─── INFORMATION PROVIDED ───
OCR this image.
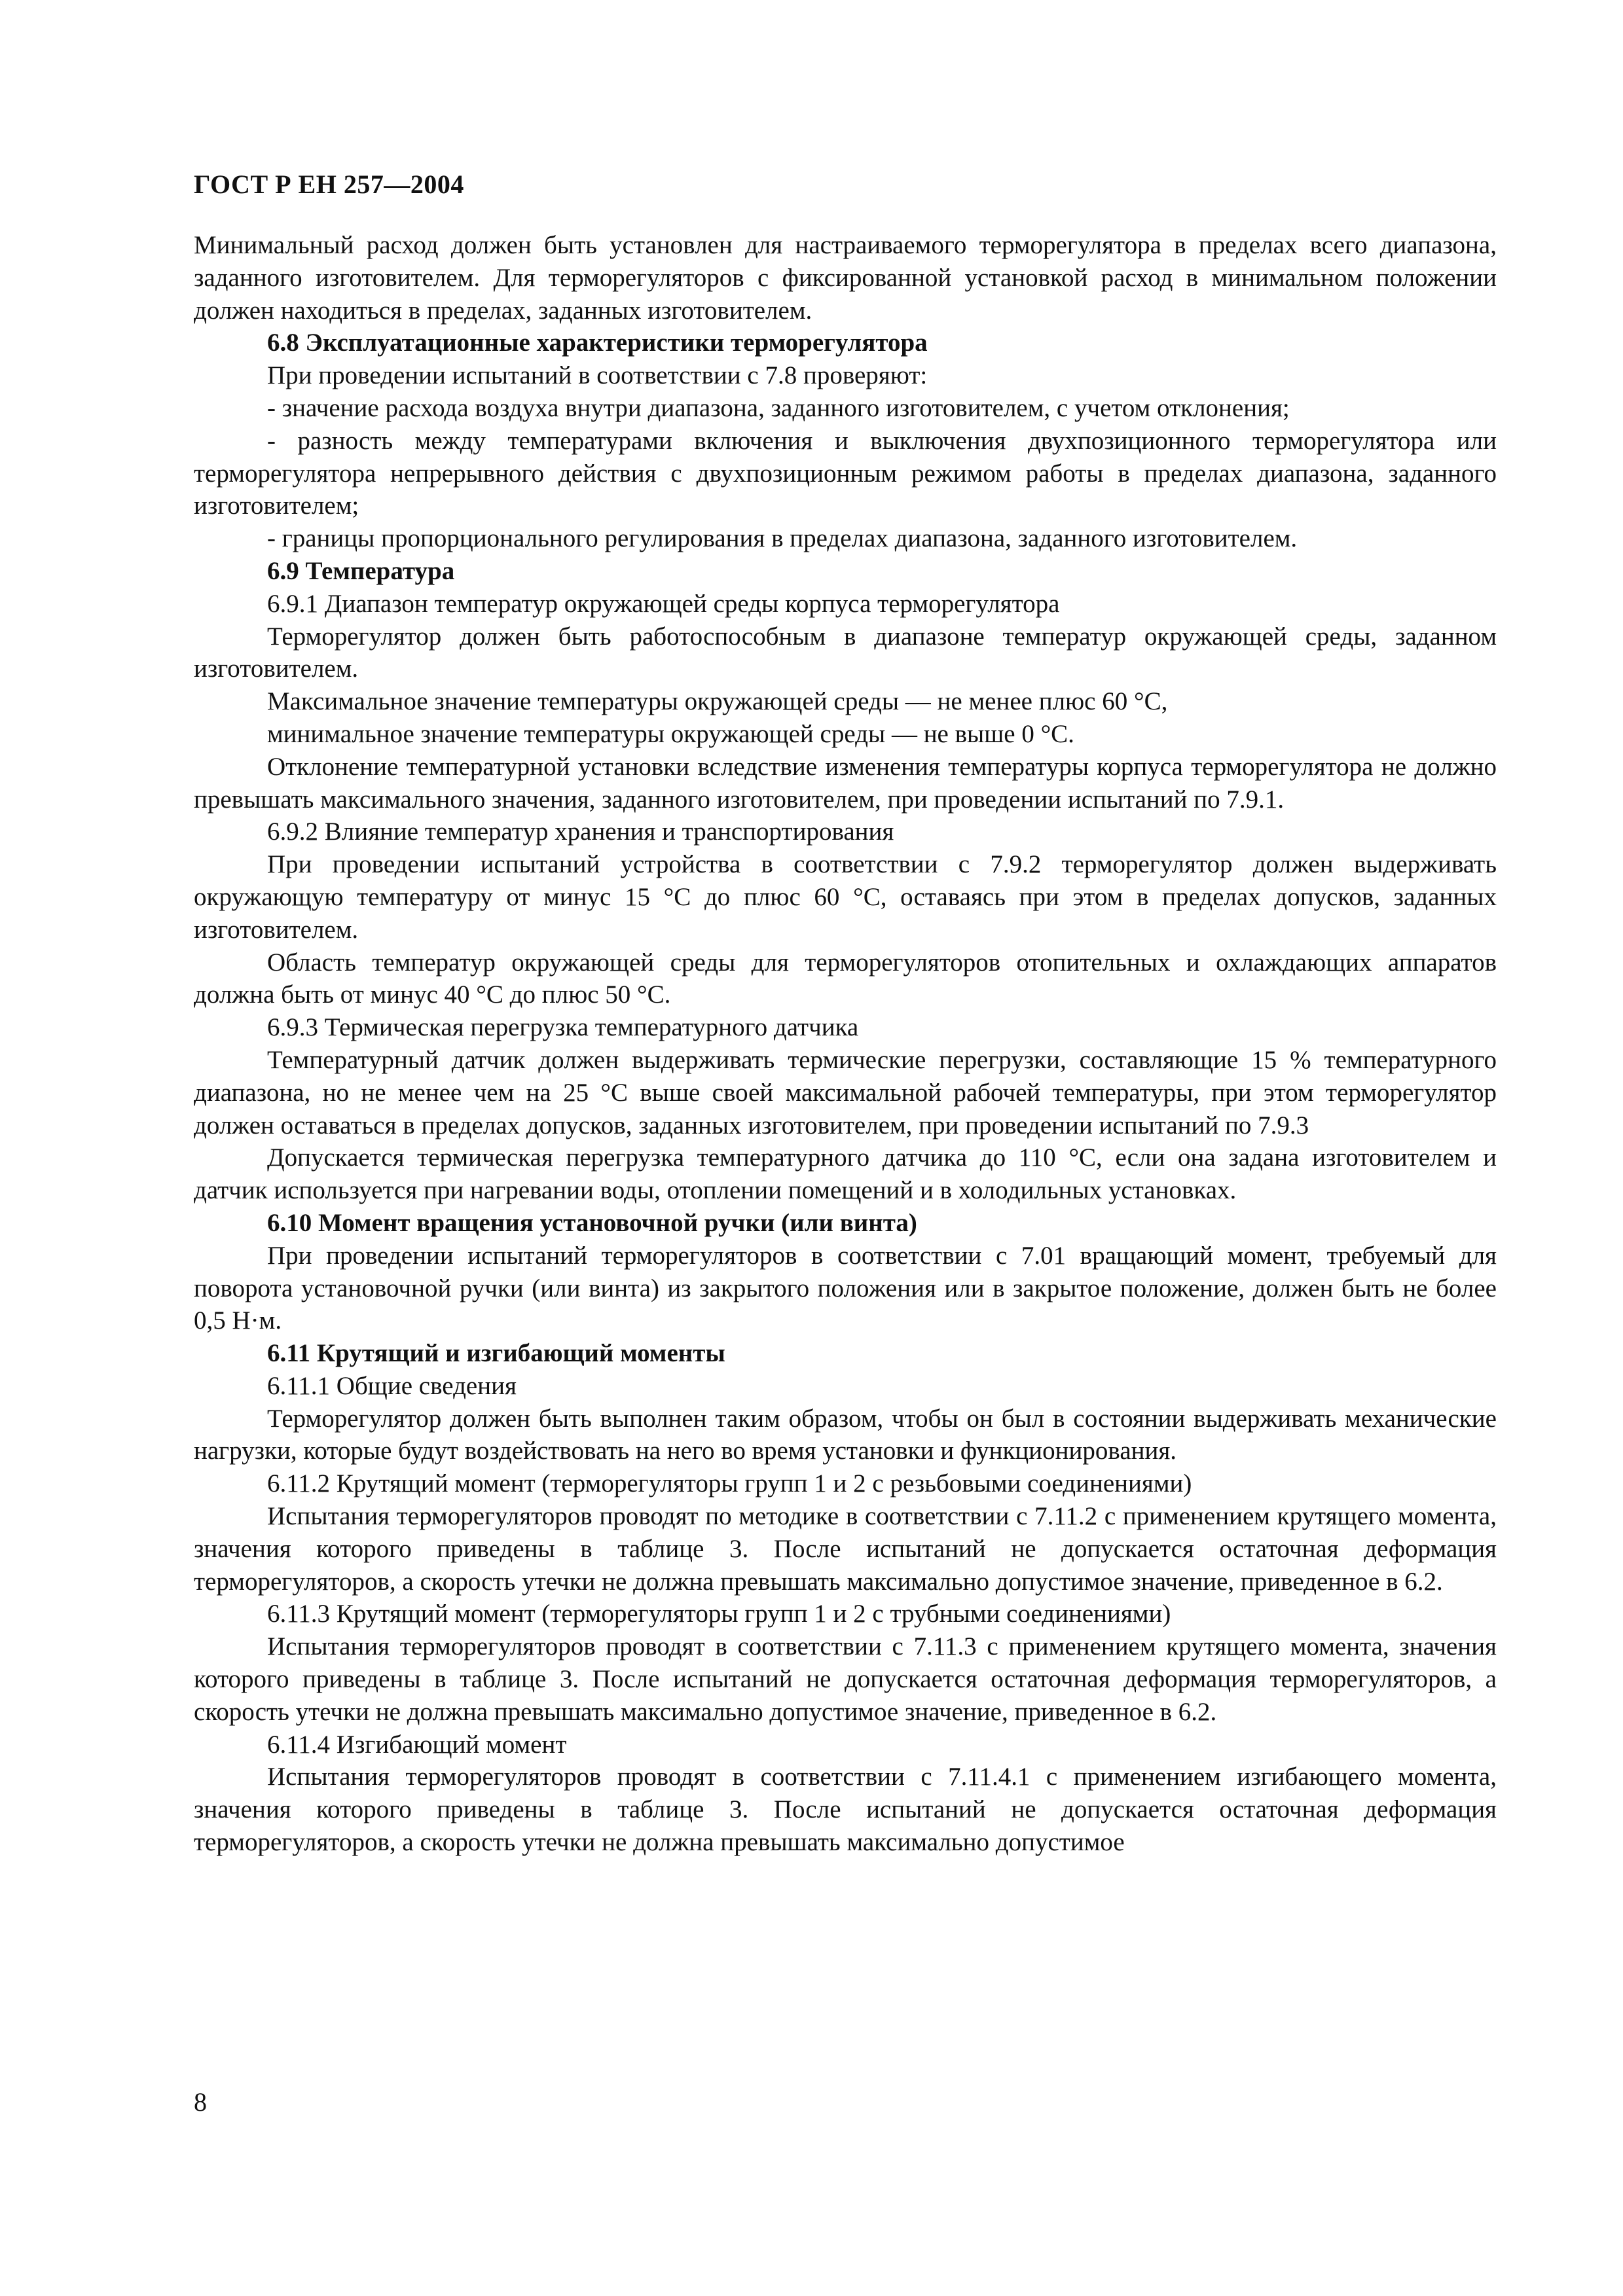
ГОСТ Р ЕН 257—2004

Минимальный расход должен быть установлен для настраиваемого терморегулятора в пределах всего диапазона, заданного изготовителем. Для терморегуляторов с фиксированной установкой расход в минимальном положении должен находиться в пределах, заданных изготовителем.

6.8 Эксплуатационные характеристики терморегулятора

При проведении испытаний в соответствии с 7.8 проверяют:

- значение расхода воздуха внутри диапазона, заданного изготовителем, с учетом отклонения;

- разность между температурами включения и выключения двухпозиционного терморегулятора или терморегулятора непрерывного действия с двухпозиционным режимом работы в пределах диапазона, заданного изготовителем;

- границы пропорционального регулирования в пределах диапазона, заданного изготовителем.

6.9 Температура

6.9.1 Диапазон температур окружающей среды корпуса терморегулятора

Терморегулятор должен быть работоспособным в диапазоне температур окружающей среды, заданном изготовителем.

Максимальное значение температуры окружающей среды — не менее плюс 60 °С,

минимальное значение температуры окружающей среды — не выше 0 °С.

Отклонение температурной установки вследствие изменения температуры корпуса терморегулятора не должно превышать максимального значения, заданного изготовителем, при проведении испытаний по 7.9.1.

6.9.2 Влияние температур хранения и транспортирования

При проведении испытаний устройства в соответствии с 7.9.2 терморегулятор должен выдерживать окружающую температуру от минус 15 °С до плюс 60 °С, оставаясь при этом в пределах допусков, заданных изготовителем.

Область температур окружающей среды для терморегуляторов отопительных и охлаждающих аппаратов должна быть от минус 40 °С до плюс 50 °С.

6.9.3 Термическая перегрузка температурного датчика

Температурный датчик должен выдерживать термические перегрузки, составляющие 15 % температурного диапазона, но не менее чем на 25 °С выше своей максимальной рабочей температуры, при этом терморегулятор должен оставаться в пределах допусков, заданных изготовителем, при проведении испытаний по 7.9.3

Допускается термическая перегрузка температурного датчика до 110 °С, если она задана изготовителем и датчик используется при нагревании воды, отоплении помещений и в холодильных установках.

6.10 Момент вращения установочной ручки (или винта)

При проведении испытаний терморегуляторов в соответствии с 7.01 вращающий момент, требуемый для поворота установочной ручки (или винта) из закрытого положения или в закрытое положение, должен быть не более 0,5 Н·м.

6.11 Крутящий и изгибающий моменты

6.11.1 Общие сведения

Терморегулятор должен быть выполнен таким образом, чтобы он был в состоянии выдерживать механические нагрузки, которые будут воздействовать на него во время установки и функционирования.

6.11.2 Крутящий момент (терморегуляторы групп 1 и 2 с резьбовыми соединениями)

Испытания терморегуляторов проводят по методике в соответствии с 7.11.2 с применением крутящего момента, значения которого приведены в таблице 3. После испытаний не допускается остаточная деформация терморегуляторов, а скорость утечки не должна превышать максимально допустимое значение, приведенное в 6.2.

6.11.3 Крутящий момент (терморегуляторы групп 1 и 2 с трубными соединениями)

Испытания терморегуляторов проводят в соответствии с 7.11.3 с применением крутящего момента, значения которого приведены в таблице 3. После испытаний не допускается остаточная деформация терморегуляторов, а скорость утечки не должна превышать максимально допустимое значение, приведенное в 6.2.

6.11.4 Изгибающий момент

Испытания терморегуляторов проводят в соответствии с 7.11.4.1 с применением изгибающего момента, значения которого приведены в таблице 3. После испытаний не допускается остаточная деформация терморегуляторов, а скорость утечки не должна превышать максимально допустимое

8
───
## GIVEN REQUEST
Note how many lines in the material hold the word "терморегуляторов", and give that number with nothing added.

## RESULT OF THIS EXERCISE
6